Written instruction:
Identify all lines below that hold "object" and collect them.

(Source records)
-------------------------
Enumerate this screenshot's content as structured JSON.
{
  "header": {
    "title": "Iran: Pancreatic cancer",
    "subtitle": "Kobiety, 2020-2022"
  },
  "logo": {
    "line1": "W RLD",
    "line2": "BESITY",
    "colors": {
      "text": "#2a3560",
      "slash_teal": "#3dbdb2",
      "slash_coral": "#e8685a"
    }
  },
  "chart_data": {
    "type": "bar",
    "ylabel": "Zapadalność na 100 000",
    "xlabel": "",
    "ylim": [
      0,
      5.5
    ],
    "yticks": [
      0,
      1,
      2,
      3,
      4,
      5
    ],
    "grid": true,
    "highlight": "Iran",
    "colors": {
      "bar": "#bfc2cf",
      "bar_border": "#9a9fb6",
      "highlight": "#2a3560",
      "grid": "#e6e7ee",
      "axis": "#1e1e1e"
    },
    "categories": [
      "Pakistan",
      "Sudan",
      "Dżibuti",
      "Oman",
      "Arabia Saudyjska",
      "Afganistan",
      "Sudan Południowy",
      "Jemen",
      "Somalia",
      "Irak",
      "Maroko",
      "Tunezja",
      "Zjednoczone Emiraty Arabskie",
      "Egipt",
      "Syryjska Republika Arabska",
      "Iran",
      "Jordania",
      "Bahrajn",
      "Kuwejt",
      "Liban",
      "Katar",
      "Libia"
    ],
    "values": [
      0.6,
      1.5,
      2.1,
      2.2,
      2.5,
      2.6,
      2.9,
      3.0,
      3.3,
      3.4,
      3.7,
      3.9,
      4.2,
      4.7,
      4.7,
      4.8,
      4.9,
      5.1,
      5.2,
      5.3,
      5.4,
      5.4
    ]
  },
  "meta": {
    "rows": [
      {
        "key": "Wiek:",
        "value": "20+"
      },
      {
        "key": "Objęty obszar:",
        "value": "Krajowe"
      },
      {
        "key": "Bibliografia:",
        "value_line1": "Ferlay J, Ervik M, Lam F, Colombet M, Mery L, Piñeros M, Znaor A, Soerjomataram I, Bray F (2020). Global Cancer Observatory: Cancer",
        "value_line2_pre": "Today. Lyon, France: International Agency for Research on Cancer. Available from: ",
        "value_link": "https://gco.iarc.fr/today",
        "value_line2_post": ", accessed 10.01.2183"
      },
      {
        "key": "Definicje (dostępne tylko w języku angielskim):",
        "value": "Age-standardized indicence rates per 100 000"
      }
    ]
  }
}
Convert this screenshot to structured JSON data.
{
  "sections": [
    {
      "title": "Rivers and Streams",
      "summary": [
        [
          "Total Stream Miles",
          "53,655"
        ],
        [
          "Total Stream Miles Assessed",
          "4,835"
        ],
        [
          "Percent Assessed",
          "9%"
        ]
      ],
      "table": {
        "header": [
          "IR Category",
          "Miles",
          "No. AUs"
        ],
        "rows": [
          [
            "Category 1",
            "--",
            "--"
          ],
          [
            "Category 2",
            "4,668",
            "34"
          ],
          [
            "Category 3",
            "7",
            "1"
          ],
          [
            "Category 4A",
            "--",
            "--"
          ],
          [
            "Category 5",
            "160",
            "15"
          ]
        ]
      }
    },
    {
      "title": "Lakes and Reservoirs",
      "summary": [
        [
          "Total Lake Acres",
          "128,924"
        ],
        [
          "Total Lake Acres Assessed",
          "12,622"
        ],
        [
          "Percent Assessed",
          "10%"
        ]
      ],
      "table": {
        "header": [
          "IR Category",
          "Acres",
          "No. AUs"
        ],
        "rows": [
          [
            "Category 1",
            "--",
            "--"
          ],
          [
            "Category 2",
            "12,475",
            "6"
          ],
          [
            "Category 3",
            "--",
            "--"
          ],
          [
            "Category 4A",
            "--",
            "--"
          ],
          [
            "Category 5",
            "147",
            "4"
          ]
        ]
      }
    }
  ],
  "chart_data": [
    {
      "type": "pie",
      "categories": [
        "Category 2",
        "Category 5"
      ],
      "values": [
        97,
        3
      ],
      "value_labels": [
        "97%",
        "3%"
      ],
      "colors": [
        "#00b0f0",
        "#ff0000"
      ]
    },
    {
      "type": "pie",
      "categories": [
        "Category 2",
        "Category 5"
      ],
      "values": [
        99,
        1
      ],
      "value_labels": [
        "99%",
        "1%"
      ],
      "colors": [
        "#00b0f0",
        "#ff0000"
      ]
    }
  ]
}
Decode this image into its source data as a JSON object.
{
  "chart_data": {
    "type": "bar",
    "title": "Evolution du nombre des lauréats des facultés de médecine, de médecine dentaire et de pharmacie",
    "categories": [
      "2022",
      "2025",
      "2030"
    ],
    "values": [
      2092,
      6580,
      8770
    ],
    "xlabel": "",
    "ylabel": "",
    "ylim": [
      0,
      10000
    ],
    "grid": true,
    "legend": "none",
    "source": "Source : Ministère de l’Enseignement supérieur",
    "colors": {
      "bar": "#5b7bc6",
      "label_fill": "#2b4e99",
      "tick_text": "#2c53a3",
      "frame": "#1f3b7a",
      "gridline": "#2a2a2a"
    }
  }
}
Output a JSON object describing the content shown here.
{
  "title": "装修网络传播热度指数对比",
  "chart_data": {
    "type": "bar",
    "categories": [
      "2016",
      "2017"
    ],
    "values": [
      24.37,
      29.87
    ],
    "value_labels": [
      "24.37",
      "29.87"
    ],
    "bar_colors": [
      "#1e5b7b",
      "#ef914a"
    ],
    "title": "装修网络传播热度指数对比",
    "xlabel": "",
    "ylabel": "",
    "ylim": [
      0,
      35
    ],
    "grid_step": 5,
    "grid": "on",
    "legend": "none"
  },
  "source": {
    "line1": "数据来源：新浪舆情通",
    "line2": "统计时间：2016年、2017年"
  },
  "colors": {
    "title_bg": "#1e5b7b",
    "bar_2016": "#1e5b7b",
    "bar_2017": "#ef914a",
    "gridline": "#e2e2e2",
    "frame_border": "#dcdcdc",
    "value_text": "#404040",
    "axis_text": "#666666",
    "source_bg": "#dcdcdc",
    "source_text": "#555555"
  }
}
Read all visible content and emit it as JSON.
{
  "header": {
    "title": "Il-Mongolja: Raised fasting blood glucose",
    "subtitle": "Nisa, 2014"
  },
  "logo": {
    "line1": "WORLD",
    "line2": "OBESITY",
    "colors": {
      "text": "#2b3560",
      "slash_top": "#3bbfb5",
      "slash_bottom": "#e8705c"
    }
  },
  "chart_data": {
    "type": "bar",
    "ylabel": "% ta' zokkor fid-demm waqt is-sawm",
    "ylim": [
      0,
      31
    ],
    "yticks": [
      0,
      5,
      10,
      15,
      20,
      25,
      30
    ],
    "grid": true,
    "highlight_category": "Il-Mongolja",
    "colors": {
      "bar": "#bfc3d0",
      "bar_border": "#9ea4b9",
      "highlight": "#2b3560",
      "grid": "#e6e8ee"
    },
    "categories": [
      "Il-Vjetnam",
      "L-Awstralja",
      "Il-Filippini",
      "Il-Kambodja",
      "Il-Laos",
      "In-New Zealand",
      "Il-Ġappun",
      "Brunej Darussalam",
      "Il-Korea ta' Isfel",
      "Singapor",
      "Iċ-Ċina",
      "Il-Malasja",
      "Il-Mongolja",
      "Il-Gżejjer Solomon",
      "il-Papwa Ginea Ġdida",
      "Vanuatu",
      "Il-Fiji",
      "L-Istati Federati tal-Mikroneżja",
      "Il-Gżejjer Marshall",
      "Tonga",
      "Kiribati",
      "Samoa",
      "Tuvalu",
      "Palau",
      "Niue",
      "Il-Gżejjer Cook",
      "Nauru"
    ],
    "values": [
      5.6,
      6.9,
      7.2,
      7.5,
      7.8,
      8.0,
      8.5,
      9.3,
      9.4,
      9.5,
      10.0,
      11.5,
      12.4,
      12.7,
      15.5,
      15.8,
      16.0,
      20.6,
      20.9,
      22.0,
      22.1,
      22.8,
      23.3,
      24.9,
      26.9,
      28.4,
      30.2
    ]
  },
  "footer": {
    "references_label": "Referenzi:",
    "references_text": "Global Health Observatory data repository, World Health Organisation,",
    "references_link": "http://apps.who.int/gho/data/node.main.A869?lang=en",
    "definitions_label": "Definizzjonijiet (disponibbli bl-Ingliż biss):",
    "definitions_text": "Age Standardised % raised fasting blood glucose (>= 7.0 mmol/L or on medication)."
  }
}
-------------------------
Answer to the exercise:
Decode this image into its source data as a JSON object.
Output a JSON object describing the content shown here.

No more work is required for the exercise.